Extracts from a graphics dataset:
╔══
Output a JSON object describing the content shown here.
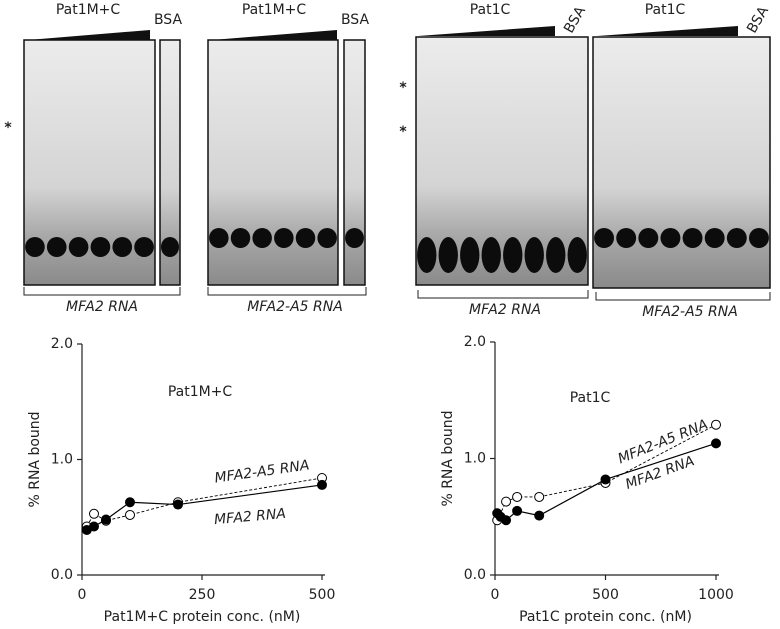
{
  "gels": [
    {
      "header": "Pat1M+C",
      "control": "BSA",
      "rna": "MFA2 RNA",
      "stars": [
        "*"
      ]
    },
    {
      "header": "Pat1M+C",
      "control": "BSA",
      "rna": "MFA2-A5 RNA",
      "stars": []
    },
    {
      "header": "Pat1C",
      "control": "BSA",
      "rna": "MFA2 RNA",
      "stars": [
        "*",
        "*"
      ]
    },
    {
      "header": "Pat1C",
      "control": "BSA",
      "rna": "MFA2-A5 RNA",
      "stars": []
    }
  ],
  "chart_data": [
    {
      "type": "line",
      "title": "Pat1M+C",
      "x_label": "Pat1M+C protein conc. (nM)",
      "y_label": "% RNA bound",
      "xlim": [
        0,
        500
      ],
      "xticks": [
        0,
        250,
        500
      ],
      "ylim": [
        0,
        2
      ],
      "yticks": [
        {
          "value": 0,
          "label": "0.0"
        },
        {
          "value": 1,
          "label": "1.0"
        },
        {
          "value": 2,
          "label": "2.0"
        }
      ],
      "series": [
        {
          "name": "MFA2-A5 RNA",
          "color": "#000000",
          "marker": "open",
          "line_style": "dashed",
          "x": [
            10,
            25,
            50,
            100,
            200,
            500
          ],
          "values": [
            0.42,
            0.53,
            0.47,
            0.52,
            0.63,
            0.84
          ]
        },
        {
          "name": "MFA2 RNA",
          "color": "#000000",
          "marker": "filled",
          "line_style": "solid",
          "x": [
            10,
            25,
            50,
            100,
            200,
            500
          ],
          "values": [
            0.39,
            0.42,
            0.48,
            0.63,
            0.61,
            0.78
          ]
        }
      ]
    },
    {
      "type": "line",
      "title": "Pat1C",
      "x_label": "Pat1C protein conc. (nM)",
      "y_label": "% RNA bound",
      "xlim": [
        0,
        1000
      ],
      "xticks": [
        0,
        500,
        1000
      ],
      "ylim": [
        0,
        2
      ],
      "yticks": [
        {
          "value": 0,
          "label": "0.0"
        },
        {
          "value": 1,
          "label": "1.0"
        },
        {
          "value": 2,
          "label": "2.0"
        }
      ],
      "series": [
        {
          "name": "MFA2-A5 RNA",
          "color": "#000000",
          "marker": "open",
          "line_style": "dashed",
          "x": [
            10,
            50,
            100,
            200,
            500,
            1000
          ],
          "values": [
            0.47,
            0.63,
            0.67,
            0.67,
            0.79,
            1.29
          ]
        },
        {
          "name": "MFA2 RNA",
          "color": "#000000",
          "marker": "filled",
          "line_style": "solid",
          "x": [
            10,
            25,
            50,
            100,
            200,
            500,
            1000
          ],
          "values": [
            0.53,
            0.5,
            0.47,
            0.55,
            0.51,
            0.82,
            1.13
          ]
        }
      ]
    }
  ]
}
╚══
* **TASK DIRECTIONS**
What lines in the data above contain the word "conc"? Copy them all.

* **WRITTEN ANSWER**
      "x_label": "Pat1M+C protein conc. (nM)",
      "x_label": "Pat1C protein conc. (nM)",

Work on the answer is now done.